Основной признак политического ландшафта 2000-х  аполитичность «среднего класса». Это создавало ситуацию, в которой массовая политика была исключительно делом низкоресурсных (т.е.бюджетозависимых) групп. Наблюдался парадокс: с одной стороны, установка на количественный и качественный рост «среднего класса» была одним из главных предметов заботы государства; с другой  по мере того, как люди решали свои задачи экономического выживания и пополняли ряды «среднего класса», они «выписывались» из политически активного слоя в абсентеистское «болото».

В то же время основным, если не единственным предметом политики, оставалась борьба за распределение средств государственного бюджета. Вокруг этого процесса сформировалась коалиция «верхних» (т.е. непосредственно причастных к управлению потоками) и «нижних» (тех, для кого социальная помощь государства  главный, а то и единственный источник средств к существованию). Те же, кто переходил из «нижних» в «средние», тем самым попутно исключал себя из политики. В результате борьба власти за повышение уровня и качества жизни граждан превратила политическую систему в машину перманентной деполитизации наиболее активных слоев населения. Решил свои проблемы  можешь больше не думать, за кого идти голосовать.

Мы воспринимаем сами себя — и нас воспринимают в мире — не только «партией», но и страной жуликов и воров

Сейчас, в начале 2010-х, ситуация начинает меняться. Средние слои, в которых ранее аполитичность считалась эталоном вменяемости и адекватности, более не хотят оставаться в стороне от общественной жизни. Моральной нормой для этих слоев все более становится активная гражданская позиция. Соответственно, начался активный поиск приемлемых форм участия в общественной жизни.

Однако массовая политизация нигде и никогда не бывает благостным, инерционным процессом. Она всегда и всюду проходит через конфликт. Причина этого кроется в самой природе процесса пробуждения в человеке гражданского самосознания. Наиболее уместной аналогией здесь является превращение человека из ребенка во взрослого, проходящая через подростковую стадию. Норма первичной реакции подростка на социальную реальность, с которой он сталкивается впервые в своей жизни,  резкий, витальный протест. И адресатом этого протеста, как правило, являются опорные институты государства и общества.

* Постановка задачи 1:
Перечислите без повторов все слова и сочетания, которые во фрагменте о политизации среднего класса заключены в кавычки-«ёлочки».
* Постановка задачи 2:
Чем во фрагменте о политизации среднего класса объясняется то, что массовая политизация всегда проходит через конфликт? Ответьте в одном–трёх предложениях.
* Постановка задачи 3:
Продолжите фрагмент о политизации среднего класса, начав сразу после его последнего предложения.

* Сохранённые данные:

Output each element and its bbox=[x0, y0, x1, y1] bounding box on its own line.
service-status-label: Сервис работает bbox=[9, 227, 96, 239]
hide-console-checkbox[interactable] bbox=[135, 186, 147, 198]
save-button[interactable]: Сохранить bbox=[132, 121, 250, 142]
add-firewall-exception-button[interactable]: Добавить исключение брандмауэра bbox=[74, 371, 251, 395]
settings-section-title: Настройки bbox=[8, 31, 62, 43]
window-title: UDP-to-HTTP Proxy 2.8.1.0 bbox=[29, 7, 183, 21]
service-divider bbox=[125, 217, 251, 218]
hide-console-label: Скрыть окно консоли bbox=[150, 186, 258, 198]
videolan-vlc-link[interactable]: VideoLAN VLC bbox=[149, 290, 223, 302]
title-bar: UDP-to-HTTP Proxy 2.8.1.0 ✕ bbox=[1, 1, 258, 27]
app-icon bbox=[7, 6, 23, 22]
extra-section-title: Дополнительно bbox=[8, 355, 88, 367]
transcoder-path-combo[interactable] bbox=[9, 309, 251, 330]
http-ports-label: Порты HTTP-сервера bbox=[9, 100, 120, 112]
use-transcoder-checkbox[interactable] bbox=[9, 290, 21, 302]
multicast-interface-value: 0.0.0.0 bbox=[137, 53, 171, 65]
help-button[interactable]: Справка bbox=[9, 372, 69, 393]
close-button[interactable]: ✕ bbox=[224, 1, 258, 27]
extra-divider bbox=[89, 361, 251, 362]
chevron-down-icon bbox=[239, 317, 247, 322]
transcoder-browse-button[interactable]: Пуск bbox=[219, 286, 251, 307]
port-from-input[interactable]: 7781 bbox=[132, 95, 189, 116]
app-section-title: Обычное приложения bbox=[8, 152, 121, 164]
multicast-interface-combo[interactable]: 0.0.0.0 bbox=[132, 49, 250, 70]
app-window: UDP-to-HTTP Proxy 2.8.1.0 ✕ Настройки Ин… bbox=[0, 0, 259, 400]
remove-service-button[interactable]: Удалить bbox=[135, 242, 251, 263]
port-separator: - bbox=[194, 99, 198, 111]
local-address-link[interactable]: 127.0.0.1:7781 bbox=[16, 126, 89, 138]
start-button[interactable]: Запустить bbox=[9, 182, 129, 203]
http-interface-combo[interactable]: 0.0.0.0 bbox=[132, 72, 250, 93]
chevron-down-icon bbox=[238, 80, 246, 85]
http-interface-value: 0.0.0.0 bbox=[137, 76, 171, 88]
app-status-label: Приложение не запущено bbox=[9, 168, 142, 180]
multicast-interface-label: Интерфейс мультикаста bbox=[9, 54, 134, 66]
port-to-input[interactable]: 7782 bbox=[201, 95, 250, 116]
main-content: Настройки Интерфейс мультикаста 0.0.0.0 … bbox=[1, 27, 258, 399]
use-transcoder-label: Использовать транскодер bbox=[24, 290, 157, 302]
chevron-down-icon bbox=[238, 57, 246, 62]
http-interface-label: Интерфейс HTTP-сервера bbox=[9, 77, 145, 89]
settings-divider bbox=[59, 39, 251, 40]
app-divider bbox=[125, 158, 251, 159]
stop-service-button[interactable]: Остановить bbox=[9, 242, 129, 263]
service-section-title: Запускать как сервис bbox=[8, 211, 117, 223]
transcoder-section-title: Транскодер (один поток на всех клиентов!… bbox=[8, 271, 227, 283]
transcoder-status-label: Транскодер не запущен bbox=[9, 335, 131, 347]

* Результат выполнения 1:
«среднего класса», «выписывались», «болото», «верхних», «нижних», «средние», «партией»

* Результат выполнения 2:
Причина кроется в самой природе пробуждения гражданского самосознания, которое подобно превращению ребёнка во взрослого через подростковую стадию. Первичной реакцией подростка на впервые встреченную социальную реальность обычно бывает резкий, витальный протест, направленный, как правило, против опорных институтов государства и общества.

* Результат выполнения 3:
Коллективное сознание нового протестного слоя (назовем его «новые сердитые»)  это сознание бунтующего подростка. На этом этапе важно правильно диагностировать антропологические причины такого «бунта», в котором, по сути, главную роль играет не столько протест, сколько неуклюжая попытка привлечь к себе внимание, заставить «взрослых» разговаривать с собой на равных, а не как с несмышлеными детьми.

Есть наиболее распространенные ошибки в реакциях, нередко оказывающиеся фатальными для государств, еще вчера казавшихся оазисами стабильности.

Ошибка первая  игнорировать этот бунт, считая его несерьезным и политически незрелым (что, как правило, так и есть, но дать себе отчет в этом подростковое сознание еще не в состоянии).

Ошибка вторая  пытаться сюсюкать, как это делают взрослые с детьми, рассказывая им сказки: чуткое ухо «социального подростка» сразу ловит фальшь и манипуляцию, и это выступает катализатором эмоционального взрыва.

Ошибка третья  сразу пытаться интегрировать новые протестные группы в существующую социальную систему, навязывая им уже имеющиеся в ней организационные формы: такие формы, как правило, вызывают неприятие просто в силу того, что воспринимаются как архаичные и «вчерашние».

Выстраивание коммуникативного контакта с пробуждающимся гражданским самосознанием  тонкая, очень специфическая работа, требующая, во-первых, чуткости и терпения, а во-вторых, нестандартных решений и творческого подхода. Риски этой работы всегда высоки; но цена вопроса  самосохранение институтов государства.

«Новые сердитые» и партия власти

Характерный признак неофита  фиксация на внешних формах, без попытки проникнуть во внутренние механизмы, которые они оконтуривают. В этой связи неудивительно, что первичный объект атаки со стороны новых протестных групп  «власть», понимаемая через ее публичное представительство  «партию власти».

Коммуникация с «новыми сердитыми» для нашей «партии власти»  «Единой России»  оказывается крайне непростым делом. Ее сегодняшняя архитектура попросту не имеет необходимого интерфейса для такого взаимодействия. Она сконфигурирована под совсем другие задачи, характерные для предыдущего политического цикла.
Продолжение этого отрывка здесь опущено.